**EXERCISE AIM:** Send back the entries below exactly as they appear.

**SUPPLIED MATERIAL:**
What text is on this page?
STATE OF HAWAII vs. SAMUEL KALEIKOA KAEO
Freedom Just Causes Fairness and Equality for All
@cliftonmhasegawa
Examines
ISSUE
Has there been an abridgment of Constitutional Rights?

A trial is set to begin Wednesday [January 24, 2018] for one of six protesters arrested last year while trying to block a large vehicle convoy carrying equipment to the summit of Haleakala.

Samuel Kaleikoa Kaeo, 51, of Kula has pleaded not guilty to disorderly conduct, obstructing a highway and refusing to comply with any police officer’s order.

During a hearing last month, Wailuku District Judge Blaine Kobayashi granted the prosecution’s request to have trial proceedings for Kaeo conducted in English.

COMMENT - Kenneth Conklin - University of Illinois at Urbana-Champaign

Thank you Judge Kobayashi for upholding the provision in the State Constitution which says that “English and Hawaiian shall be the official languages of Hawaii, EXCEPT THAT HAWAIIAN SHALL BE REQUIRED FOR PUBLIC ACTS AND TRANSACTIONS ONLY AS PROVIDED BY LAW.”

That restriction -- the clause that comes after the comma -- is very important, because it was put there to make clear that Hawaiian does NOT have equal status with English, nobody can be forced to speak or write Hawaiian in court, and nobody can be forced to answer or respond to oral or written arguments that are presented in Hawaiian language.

**RESULT OF THIS EXERCISE:**
What text is on this page?
STATE OF HAWAII vs. SAMUEL KALEIKOA KAEO
Freedom Just Causes Fairness and Equality for All
@cliftonmhasegawa
Examines
ISSUE
Has there been an abridgment of Constitutional Rights?

A trial is set to begin Wednesday [January 24, 2018] for one of six protesters arrested last year while trying to block a large vehicle convoy carrying equipment to the summit of Haleakala.

Samuel Kaleikoa Kaeo, 51, of Kula has pleaded not guilty to disorderly conduct, obstructing a highway and refusing to comply with any police officer’s order.

During a hearing last month, Wailuku District Judge Blaine Kobayashi granted the prosecution’s request to have trial proceedings for Kaeo conducted in English.

COMMENT - Kenneth Conklin - University of Illinois at Urbana-Champaign

Thank you Judge Kobayashi for upholding the provision in the State Constitution which says that “English and Hawaiian shall be the official languages of Hawaii, EXCEPT THAT HAWAIIAN SHALL BE REQUIRED FOR PUBLIC ACTS AND TRANSACTIONS ONLY AS PROVIDED BY LAW.”

That restriction -- the clause that comes after the comma -- is very important, because it was put there to make clear that Hawaiian does NOT have equal status with English, nobody can be forced to speak or write Hawaiian in court, and nobody can be forced to answer or respond to oral or written arguments that are presented in Hawaiian language.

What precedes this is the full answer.